SHORT TASK: In the records that follow, locate every line with "software" and extract it.

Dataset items

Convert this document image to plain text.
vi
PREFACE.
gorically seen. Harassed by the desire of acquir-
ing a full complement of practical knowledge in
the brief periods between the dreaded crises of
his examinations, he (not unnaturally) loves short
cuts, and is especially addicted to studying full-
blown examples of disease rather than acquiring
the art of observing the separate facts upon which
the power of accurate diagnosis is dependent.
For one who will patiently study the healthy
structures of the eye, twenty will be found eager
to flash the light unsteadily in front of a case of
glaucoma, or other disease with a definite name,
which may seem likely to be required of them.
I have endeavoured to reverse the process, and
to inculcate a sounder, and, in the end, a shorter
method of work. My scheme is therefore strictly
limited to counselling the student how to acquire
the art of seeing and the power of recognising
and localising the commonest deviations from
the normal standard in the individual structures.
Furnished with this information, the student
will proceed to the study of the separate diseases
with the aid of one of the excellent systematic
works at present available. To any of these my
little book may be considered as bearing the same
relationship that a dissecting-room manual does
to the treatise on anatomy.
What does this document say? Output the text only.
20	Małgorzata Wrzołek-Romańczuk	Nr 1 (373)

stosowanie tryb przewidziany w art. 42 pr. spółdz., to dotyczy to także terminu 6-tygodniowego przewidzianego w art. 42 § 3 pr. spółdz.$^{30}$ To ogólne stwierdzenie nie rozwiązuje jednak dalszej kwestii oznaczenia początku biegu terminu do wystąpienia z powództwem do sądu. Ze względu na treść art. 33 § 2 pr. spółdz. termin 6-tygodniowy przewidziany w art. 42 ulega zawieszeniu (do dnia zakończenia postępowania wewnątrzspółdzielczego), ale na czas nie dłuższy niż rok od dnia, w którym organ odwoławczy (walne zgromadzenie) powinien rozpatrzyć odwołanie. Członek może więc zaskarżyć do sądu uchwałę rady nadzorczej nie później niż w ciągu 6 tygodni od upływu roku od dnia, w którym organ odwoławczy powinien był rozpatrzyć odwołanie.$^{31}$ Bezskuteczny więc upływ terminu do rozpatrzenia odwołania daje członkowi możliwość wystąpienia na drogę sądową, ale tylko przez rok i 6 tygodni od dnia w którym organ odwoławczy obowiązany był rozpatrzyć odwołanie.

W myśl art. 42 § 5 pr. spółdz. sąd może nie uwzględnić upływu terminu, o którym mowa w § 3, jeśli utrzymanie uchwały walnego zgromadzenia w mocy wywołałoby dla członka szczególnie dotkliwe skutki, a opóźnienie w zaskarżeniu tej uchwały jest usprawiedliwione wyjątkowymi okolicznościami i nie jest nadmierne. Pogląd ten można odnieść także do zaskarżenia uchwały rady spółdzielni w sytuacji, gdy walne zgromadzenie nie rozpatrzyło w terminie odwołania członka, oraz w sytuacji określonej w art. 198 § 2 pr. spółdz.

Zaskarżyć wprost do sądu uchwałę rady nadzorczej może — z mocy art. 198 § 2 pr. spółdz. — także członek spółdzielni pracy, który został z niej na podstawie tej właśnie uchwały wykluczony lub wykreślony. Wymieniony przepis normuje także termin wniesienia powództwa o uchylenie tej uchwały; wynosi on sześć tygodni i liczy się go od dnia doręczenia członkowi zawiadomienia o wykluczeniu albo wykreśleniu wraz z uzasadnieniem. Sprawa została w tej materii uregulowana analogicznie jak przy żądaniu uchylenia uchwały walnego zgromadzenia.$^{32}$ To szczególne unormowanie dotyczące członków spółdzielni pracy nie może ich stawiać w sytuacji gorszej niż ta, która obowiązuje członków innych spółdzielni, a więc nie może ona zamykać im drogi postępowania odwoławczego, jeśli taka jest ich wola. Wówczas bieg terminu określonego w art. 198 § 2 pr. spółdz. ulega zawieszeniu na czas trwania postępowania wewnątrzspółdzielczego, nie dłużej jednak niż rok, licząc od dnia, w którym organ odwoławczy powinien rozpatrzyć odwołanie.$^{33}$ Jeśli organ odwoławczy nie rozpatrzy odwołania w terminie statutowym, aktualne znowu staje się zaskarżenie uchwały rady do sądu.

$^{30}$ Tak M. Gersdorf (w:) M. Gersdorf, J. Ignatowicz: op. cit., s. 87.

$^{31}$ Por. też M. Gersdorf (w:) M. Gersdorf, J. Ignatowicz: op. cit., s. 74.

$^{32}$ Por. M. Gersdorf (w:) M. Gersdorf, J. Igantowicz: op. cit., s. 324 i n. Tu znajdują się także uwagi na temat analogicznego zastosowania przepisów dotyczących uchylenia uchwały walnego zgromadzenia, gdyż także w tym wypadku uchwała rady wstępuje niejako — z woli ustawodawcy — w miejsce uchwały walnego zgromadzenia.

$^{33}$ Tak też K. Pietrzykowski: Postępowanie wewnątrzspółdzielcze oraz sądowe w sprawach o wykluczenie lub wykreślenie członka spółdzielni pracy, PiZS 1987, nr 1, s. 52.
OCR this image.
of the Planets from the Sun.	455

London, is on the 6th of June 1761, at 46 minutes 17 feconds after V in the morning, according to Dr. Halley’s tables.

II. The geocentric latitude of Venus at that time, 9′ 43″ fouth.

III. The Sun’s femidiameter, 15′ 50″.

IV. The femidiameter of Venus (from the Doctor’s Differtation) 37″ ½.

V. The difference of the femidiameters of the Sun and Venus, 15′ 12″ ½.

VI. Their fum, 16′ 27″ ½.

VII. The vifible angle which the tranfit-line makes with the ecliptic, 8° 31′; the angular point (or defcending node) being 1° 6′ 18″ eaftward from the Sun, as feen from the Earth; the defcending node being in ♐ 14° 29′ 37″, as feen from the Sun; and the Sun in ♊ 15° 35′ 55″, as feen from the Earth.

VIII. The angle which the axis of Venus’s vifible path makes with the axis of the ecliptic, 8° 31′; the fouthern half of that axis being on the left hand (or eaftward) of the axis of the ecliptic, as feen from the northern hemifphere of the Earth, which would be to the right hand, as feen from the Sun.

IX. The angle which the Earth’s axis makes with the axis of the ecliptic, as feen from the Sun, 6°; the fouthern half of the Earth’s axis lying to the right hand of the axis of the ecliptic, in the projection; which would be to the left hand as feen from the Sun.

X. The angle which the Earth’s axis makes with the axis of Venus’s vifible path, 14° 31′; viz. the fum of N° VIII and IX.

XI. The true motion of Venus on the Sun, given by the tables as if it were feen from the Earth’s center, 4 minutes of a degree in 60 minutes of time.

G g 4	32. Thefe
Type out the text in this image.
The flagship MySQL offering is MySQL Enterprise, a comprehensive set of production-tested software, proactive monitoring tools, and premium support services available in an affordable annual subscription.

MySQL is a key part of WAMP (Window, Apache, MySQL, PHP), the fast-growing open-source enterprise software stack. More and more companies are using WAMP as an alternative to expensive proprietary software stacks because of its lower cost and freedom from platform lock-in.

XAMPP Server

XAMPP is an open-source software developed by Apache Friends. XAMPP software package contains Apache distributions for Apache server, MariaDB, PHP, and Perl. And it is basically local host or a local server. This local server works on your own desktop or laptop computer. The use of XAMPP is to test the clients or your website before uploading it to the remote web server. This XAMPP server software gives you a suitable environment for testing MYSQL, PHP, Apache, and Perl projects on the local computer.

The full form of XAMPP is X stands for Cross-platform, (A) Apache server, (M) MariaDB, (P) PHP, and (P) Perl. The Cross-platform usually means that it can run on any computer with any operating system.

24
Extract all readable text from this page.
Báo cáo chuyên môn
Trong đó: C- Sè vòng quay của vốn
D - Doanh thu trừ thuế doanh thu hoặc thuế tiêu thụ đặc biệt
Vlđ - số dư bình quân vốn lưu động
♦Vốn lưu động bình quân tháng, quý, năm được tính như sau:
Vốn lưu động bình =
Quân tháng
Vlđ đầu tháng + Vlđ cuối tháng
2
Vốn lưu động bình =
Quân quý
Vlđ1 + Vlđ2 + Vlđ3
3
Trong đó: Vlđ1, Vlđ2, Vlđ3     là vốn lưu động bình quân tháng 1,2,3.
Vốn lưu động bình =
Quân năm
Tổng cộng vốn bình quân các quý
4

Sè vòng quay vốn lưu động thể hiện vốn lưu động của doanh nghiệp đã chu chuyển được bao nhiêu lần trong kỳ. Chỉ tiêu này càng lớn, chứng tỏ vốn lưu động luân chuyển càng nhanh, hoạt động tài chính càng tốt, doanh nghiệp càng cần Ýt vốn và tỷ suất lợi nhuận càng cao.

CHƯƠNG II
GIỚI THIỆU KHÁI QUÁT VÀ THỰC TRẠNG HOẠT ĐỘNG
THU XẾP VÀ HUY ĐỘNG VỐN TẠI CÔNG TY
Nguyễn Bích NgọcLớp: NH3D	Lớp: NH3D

EXPECTED OUTPUT:
The flagship MySQL offering is MySQL Enterprise, a comprehensive set of production-tested software, proactive monitoring tools, and premium support services available in an affordable annual subscription.
MySQL is a key part of WAMP (Window, Apache, MySQL, PHP), the fast-growing open-source enterprise software stack. More and more companies are using WAMP as an alternative to expensive proprietary software stacks because of its lower cost and freedom from platform lock-in.
XAMPP is an open-source software developed by Apache Friends. XAMPP software package contains Apache distributions for Apache server, MariaDB, PHP, and Perl. And it is basically local host or a local server. This local server works on your own desktop or laptop computer. The use of XAMPP is to test the clients or your website before uploading it to the remote web server. This XAMPP server software gives you a suitable environment for testing MYSQL, PHP, Apache, and Perl projects on the local computer.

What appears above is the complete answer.